Copy each line below that includes "Clásicas".

__________________________________________________

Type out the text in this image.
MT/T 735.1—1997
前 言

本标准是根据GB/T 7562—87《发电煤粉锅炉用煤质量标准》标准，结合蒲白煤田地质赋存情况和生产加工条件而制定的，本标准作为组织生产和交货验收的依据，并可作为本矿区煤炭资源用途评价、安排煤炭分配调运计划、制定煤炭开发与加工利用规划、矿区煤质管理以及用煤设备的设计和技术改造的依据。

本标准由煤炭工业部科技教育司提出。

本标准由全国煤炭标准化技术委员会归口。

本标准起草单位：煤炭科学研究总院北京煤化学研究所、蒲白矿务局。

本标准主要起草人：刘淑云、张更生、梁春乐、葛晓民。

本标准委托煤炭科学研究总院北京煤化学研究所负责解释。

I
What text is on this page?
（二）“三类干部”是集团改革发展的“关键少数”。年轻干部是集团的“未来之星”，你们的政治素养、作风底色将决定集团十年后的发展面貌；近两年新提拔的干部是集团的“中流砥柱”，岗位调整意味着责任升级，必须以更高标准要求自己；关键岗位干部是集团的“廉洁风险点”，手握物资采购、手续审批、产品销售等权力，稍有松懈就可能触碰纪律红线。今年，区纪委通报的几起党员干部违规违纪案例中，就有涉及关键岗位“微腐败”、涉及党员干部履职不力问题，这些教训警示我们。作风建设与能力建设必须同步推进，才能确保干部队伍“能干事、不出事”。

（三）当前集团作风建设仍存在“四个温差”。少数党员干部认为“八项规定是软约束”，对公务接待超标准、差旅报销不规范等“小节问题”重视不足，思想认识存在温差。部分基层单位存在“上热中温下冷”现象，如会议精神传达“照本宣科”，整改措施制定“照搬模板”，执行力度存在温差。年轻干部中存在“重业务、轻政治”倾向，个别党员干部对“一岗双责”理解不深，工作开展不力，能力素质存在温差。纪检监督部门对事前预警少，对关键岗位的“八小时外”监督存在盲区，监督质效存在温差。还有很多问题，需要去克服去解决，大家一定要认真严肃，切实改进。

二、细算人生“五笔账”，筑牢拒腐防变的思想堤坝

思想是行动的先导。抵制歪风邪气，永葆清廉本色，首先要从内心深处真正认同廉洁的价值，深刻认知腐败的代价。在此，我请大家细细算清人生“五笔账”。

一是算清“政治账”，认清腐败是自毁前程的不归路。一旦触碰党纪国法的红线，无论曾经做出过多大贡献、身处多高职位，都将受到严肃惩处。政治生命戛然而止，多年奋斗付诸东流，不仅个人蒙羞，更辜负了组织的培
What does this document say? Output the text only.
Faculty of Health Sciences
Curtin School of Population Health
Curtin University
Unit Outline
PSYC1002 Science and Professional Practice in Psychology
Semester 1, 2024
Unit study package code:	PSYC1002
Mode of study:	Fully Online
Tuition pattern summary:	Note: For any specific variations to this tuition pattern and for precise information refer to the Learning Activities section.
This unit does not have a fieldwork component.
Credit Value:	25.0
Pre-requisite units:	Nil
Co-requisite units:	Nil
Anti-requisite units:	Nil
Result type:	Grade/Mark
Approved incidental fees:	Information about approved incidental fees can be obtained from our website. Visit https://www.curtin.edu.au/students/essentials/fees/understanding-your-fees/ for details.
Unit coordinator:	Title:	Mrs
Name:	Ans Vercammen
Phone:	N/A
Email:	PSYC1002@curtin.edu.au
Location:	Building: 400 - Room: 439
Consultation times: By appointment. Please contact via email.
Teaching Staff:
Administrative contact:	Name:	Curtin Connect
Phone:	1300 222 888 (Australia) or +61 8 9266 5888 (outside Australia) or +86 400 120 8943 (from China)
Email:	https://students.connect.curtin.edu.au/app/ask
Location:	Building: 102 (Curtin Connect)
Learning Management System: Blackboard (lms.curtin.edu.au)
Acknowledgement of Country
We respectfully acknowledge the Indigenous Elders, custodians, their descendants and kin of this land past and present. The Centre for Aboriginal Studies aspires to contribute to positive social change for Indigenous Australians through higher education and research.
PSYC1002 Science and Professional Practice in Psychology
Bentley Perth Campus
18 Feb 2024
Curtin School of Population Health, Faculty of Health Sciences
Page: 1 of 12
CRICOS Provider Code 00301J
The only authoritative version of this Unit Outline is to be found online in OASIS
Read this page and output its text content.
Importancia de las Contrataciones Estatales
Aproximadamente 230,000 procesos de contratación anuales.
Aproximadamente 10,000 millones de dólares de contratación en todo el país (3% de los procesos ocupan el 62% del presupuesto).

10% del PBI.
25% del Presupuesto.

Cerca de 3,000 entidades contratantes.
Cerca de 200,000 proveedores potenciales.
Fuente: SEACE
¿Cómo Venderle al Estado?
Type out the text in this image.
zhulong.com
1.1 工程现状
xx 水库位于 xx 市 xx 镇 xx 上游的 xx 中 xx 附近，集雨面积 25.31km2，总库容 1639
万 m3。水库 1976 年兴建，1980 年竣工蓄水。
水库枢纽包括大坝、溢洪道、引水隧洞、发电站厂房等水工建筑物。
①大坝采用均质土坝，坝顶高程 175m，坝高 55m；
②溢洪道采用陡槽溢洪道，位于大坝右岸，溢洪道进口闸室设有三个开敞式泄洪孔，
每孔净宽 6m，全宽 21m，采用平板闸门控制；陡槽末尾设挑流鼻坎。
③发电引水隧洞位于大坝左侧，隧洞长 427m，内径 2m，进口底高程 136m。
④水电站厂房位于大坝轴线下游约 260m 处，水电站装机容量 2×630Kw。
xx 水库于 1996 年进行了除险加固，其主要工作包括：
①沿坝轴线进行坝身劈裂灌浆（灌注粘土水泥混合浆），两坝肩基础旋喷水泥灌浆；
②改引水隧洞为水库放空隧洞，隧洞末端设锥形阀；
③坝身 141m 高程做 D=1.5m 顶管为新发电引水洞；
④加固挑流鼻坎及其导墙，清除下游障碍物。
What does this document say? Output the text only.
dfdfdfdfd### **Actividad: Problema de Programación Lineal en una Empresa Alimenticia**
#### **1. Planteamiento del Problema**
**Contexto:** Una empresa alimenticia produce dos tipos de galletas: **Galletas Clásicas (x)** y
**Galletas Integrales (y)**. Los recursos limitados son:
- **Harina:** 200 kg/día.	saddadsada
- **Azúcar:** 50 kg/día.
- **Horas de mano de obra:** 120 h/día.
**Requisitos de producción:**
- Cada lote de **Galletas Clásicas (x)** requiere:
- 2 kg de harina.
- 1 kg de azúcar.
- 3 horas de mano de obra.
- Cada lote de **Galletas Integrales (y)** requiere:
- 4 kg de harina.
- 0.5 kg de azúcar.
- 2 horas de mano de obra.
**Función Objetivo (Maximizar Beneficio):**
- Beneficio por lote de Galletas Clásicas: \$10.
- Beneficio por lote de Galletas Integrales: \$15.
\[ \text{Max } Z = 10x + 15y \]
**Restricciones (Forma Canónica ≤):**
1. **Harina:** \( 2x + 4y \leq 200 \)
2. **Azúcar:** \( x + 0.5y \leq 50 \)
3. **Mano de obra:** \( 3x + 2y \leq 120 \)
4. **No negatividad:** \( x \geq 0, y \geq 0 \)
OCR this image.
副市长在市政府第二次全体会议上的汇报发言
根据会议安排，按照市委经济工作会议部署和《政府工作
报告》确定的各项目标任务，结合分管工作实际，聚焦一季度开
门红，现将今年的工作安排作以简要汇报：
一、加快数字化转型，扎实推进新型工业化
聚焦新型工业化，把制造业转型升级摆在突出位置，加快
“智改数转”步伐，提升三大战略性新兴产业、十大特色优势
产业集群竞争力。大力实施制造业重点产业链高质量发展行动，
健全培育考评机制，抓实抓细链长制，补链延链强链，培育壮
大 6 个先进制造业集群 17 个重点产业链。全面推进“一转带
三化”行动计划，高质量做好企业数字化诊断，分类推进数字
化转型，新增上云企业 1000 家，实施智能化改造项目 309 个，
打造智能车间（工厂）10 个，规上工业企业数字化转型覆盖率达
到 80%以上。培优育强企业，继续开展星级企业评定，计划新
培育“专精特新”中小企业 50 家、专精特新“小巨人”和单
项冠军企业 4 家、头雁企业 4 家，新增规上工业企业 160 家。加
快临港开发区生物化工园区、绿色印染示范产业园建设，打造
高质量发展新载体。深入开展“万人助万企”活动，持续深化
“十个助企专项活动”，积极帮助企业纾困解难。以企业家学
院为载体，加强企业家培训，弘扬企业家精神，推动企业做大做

__________________________________________________

■ SOLUTION:
**Contexto:** Una empresa alimenticia produce dos tipos de galletas: **Galletas Clásicas (x)** y
- Cada lote de **Galletas Clásicas (x)** requiere:
- Beneficio por lote de Galletas Clásicas: \$10.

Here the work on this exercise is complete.